*Required work*:
The records below must be output exactly, without pictures.

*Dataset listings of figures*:

┌──

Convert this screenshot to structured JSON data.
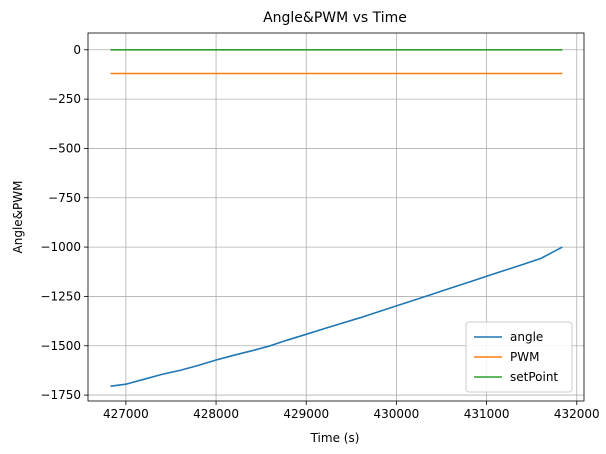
{
  "chart_data": {
    "type": "line",
    "title": "Angle&PWM vs Time",
    "xlabel": "Time (s)",
    "ylabel": "Angle&PWM",
    "xlim": [
      426580,
      432080
    ],
    "ylim": [
      -1780,
      85
    ],
    "xticks": [
      427000,
      428000,
      429000,
      430000,
      431000,
      432000
    ],
    "yticks": [
      0,
      -250,
      -500,
      -750,
      -1000,
      -1250,
      -1500,
      -1750
    ],
    "xtick_labels": [
      "427000",
      "428000",
      "429000",
      "430000",
      "431000",
      "432000"
    ],
    "ytick_labels": [
      "0",
      "−250",
      "−500",
      "−750",
      "−1000",
      "−1250",
      "−1500",
      "−1750"
    ],
    "grid": true,
    "legend_position": "lower-right",
    "series": [
      {
        "name": "angle",
        "color": "#1f77b4",
        "x": [
          426830,
          427000,
          427200,
          427400,
          427600,
          427800,
          428000,
          428200,
          428400,
          428600,
          428800,
          429000,
          429200,
          429400,
          429600,
          429800,
          430000,
          430200,
          430400,
          430600,
          430800,
          431000,
          431200,
          431400,
          431600,
          431840
        ],
        "values": [
          -1705,
          -1695,
          -1670,
          -1645,
          -1625,
          -1600,
          -1572,
          -1548,
          -1525,
          -1500,
          -1470,
          -1442,
          -1413,
          -1385,
          -1358,
          -1328,
          -1298,
          -1268,
          -1238,
          -1208,
          -1178,
          -1148,
          -1118,
          -1088,
          -1058,
          -1000
        ]
      },
      {
        "name": "PWM",
        "color": "#ff7f0e",
        "x": [
          426830,
          431840
        ],
        "values": [
          -120,
          -120
        ]
      },
      {
        "name": "setPoint",
        "color": "#2ca02c",
        "x": [
          426830,
          431840
        ],
        "values": [
          0,
          0
        ]
      }
    ]
  }
}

└──

*Answer below*:
Convert this screenshot to structured JSON data.
{
  "chart_data": {
    "type": "line",
    "title": "Angle&PWM vs Time",
    "xlabel": "Time (s)",
    "ylabel": "Angle&PWM",
    "xlim": [
      426580,
      432080
    ],
    "ylim": [
      -1780,
      85
    ],
    "xticks": [
      427000,
      428000,
      429000,
      430000,
      431000,
      432000
    ],
    "yticks": [
      0,
      -250,
      -500,
      -750,
      -1000,
      -1250,
      -1500,
      -1750
    ],
    "xtick_labels": [
      "427000",
      "428000",
      "429000",
      "430000",
      "431000",
      "432000"
    ],
    "ytick_labels": [
      "0",
      "−250",
      "−500",
      "−750",
      "−1000",
      "−1250",
      "−1500",
      "−1750"
    ],
    "grid": true,
    "legend_position": "lower-right",
    "series": [
      {
        "name": "angle",
        "color": "#1f77b4",
        "x": [
          426830,
          427000,
          427200,
          427400,
          427600,
          427800,
          428000,
          428200,
          428400,
          428600,
          428800,
          429000,
          429200,
          429400,
          429600,
          429800,
          430000,
          430200,
          430400,
          430600,
          430800,
          431000,
          431200,
          431400,
          431600,
          431840
        ],
        "values": [
          -1705,
          -1695,
          -1670,
          -1645,
          -1625,
          -1600,
          -1572,
          -1548,
          -1525,
          -1500,
          -1470,
          -1442,
          -1413,
          -1385,
          -1358,
          -1328,
          -1298,
          -1268,
          -1238,
          -1208,
          -1178,
          -1148,
          -1118,
          -1088,
          -1058,
          -1000
        ]
      },
      {
        "name": "PWM",
        "color": "#ff7f0e",
        "x": [
          426830,
          431840
        ],
        "values": [
          -120,
          -120
        ]
      },
      {
        "name": "setPoint",
        "color": "#2ca02c",
        "x": [
          426830,
          431840
        ],
        "values": [
          0,
          0
        ]
      }
    ]
  }
}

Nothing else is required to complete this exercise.